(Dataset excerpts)
--- BEGIN ---
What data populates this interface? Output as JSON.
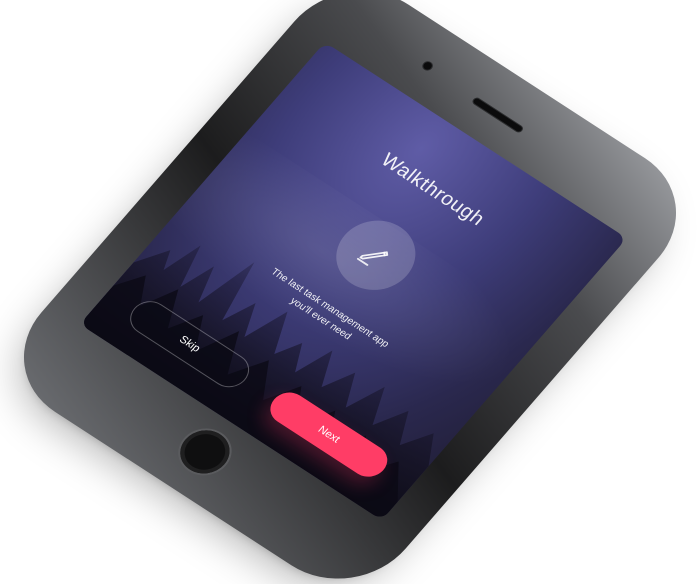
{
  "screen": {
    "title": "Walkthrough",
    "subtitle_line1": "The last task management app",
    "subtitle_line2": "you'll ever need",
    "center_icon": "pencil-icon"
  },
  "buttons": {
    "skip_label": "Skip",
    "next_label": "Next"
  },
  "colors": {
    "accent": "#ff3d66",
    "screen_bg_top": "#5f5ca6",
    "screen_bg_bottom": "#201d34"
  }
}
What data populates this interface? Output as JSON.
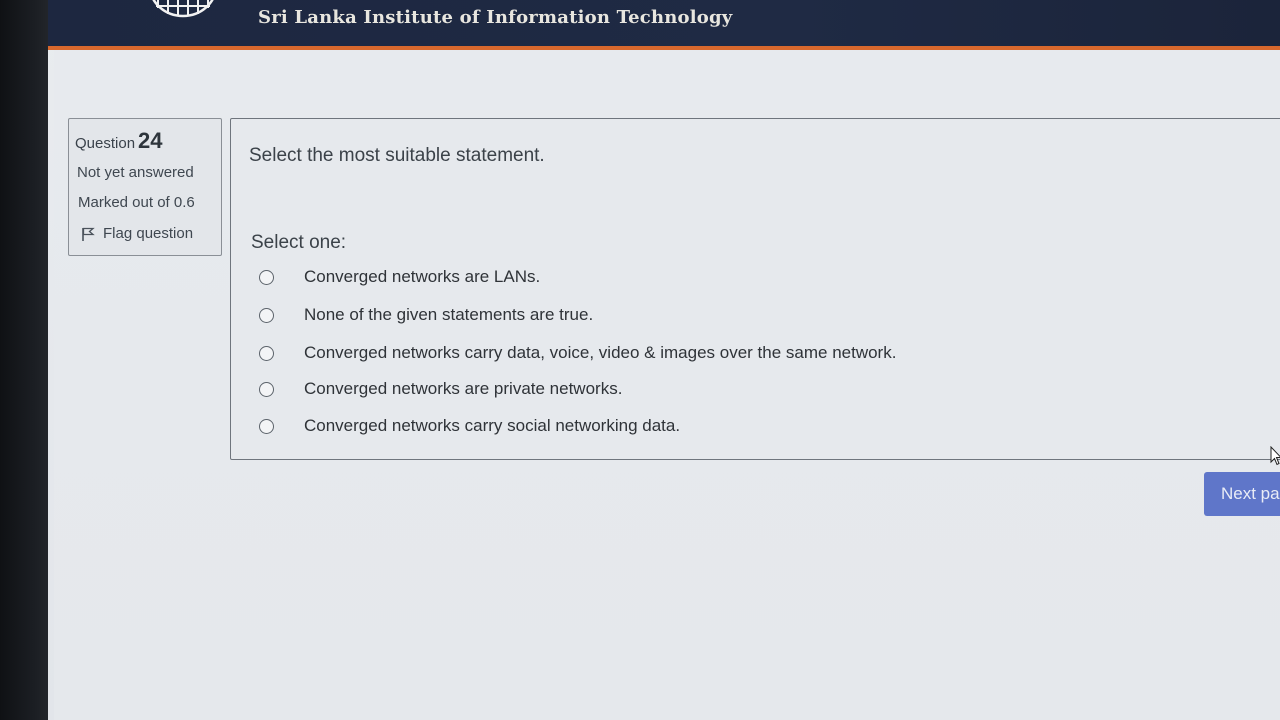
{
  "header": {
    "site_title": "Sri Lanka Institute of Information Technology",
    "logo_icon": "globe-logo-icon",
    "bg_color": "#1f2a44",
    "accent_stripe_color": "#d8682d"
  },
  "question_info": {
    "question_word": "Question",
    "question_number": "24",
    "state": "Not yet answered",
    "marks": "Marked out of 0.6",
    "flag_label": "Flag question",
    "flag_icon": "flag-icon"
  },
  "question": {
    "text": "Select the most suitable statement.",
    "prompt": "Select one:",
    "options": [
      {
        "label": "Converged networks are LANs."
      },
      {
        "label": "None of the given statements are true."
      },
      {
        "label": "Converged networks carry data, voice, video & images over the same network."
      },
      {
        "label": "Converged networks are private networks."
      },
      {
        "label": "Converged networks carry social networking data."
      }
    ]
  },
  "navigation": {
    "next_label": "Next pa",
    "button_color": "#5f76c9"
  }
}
--- END ---
→ **Stated exercise**
In the records shown above, how many lines include the word "carry"? Answer with the number only.

→ **Answer to the problem**
2